Goal:
State how many lines of the entries include the string "tutorial", please, leaving out everything but the number.

The input:
[start]

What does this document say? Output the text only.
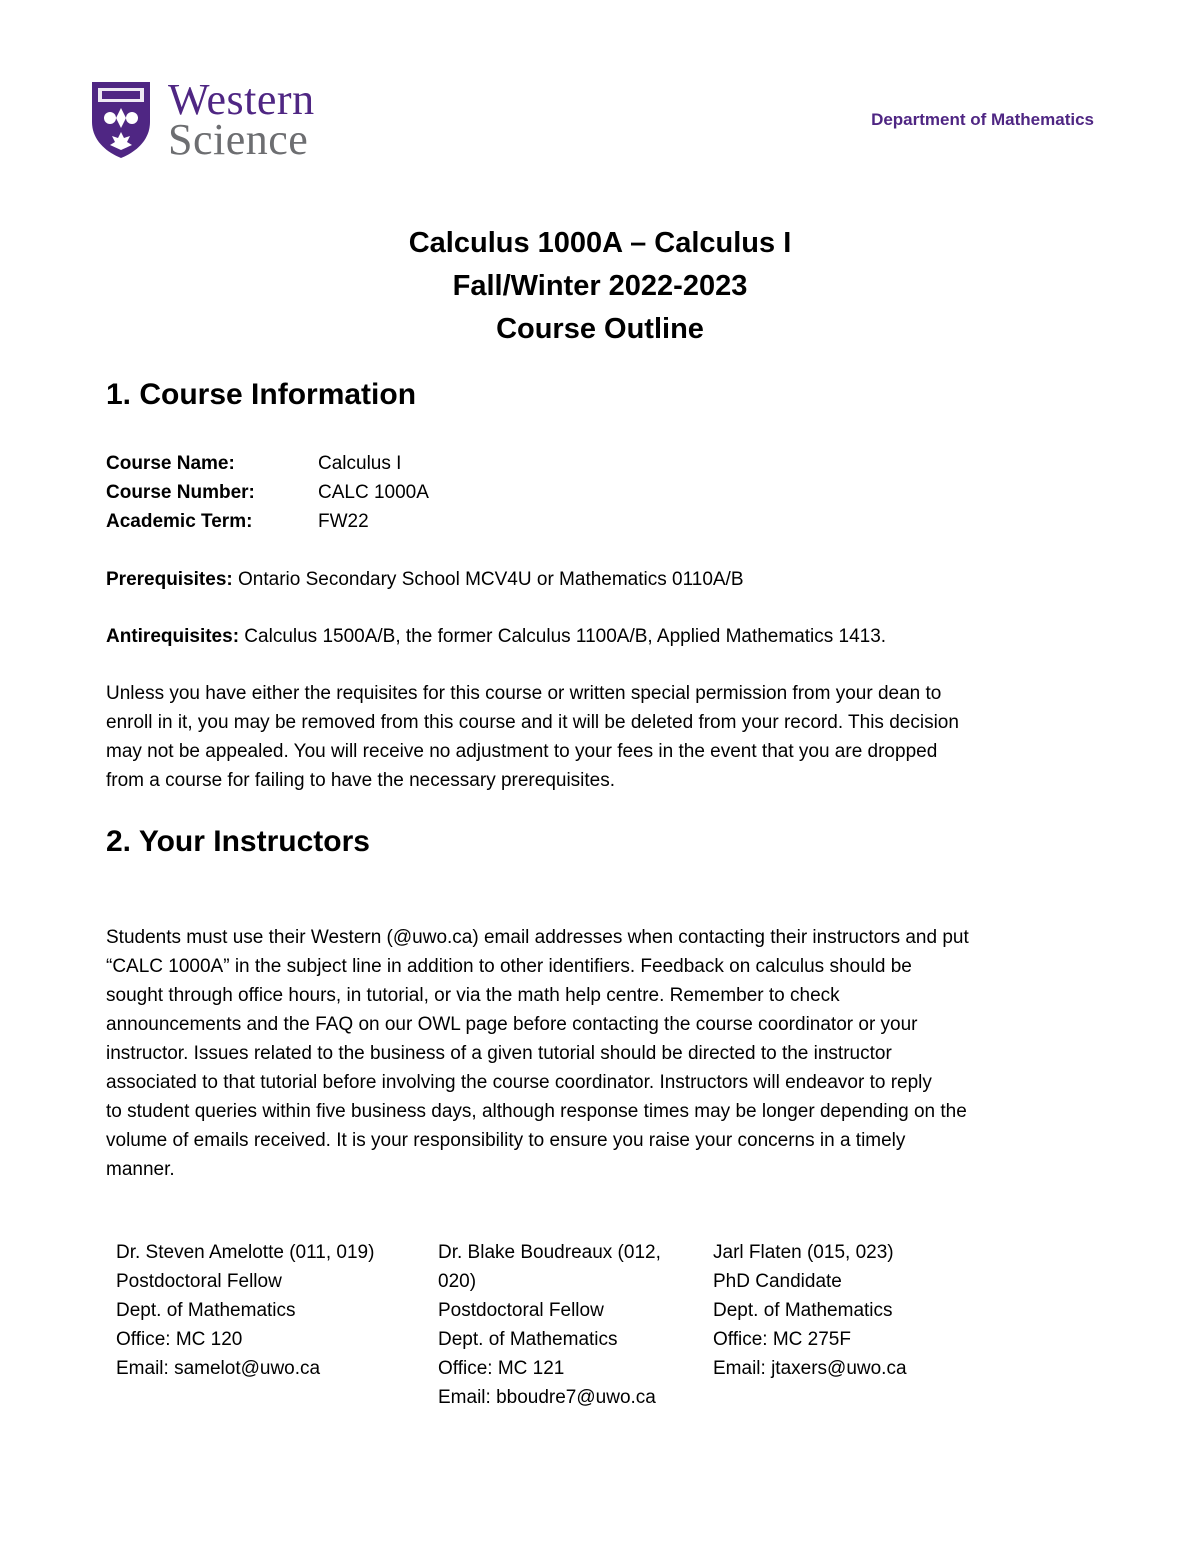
Western
Science	Department of Mathematics
Calculus 1000A – Calculus I
Fall/Winter 2022-2023
Course Outline
1. Course Information
Course Name:	Calculus I
Course Number:	CALC 1000A
Academic Term:	FW22
Prerequisites: Ontario Secondary School MCV4U or Mathematics 0110A/B
Antirequisites: Calculus 1500A/B, the former Calculus 1100A/B, Applied Mathematics 1413.
Unless you have either the requisites for this course or written special permission from your dean to
enroll in it, you may be removed from this course and it will be deleted from your record. This decision
may not be appealed. You will receive no adjustment to your fees in the event that you are dropped
from a course for failing to have the necessary prerequisites.
2. Your Instructors
Students must use their Western (@uwo.ca) email addresses when contacting their instructors and put
“CALC 1000A” in the subject line in addition to other identifiers. Feedback on calculus should be
sought through office hours, in tutorial, or via the math help centre. Remember to check
announcements and the FAQ on our OWL page before contacting the course coordinator or your
instructor. Issues related to the business of a given tutorial should be directed to the instructor
associated to that tutorial before involving the course coordinator. Instructors will endeavor to reply
to student queries within five business days, although response times may be longer depending on the
volume of emails received. It is your responsibility to ensure you raise your concerns in a timely
manner.
Dr. Steven Amelotte (011, 019)
Postdoctoral Fellow
Dept. of Mathematics
Office: MC 120
Email: samelot@uwo.ca
Dr. Blake Boudreaux (012,
020)
Postdoctoral Fellow
Dept. of Mathematics
Office: MC 121
Email: bboudre7@uwo.ca
Jarl Flaten (015, 023)
PhD Candidate
Dept. of Mathematics
Office: MC 275F
Email: jtaxers@uwo.ca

[end]

Final result:
3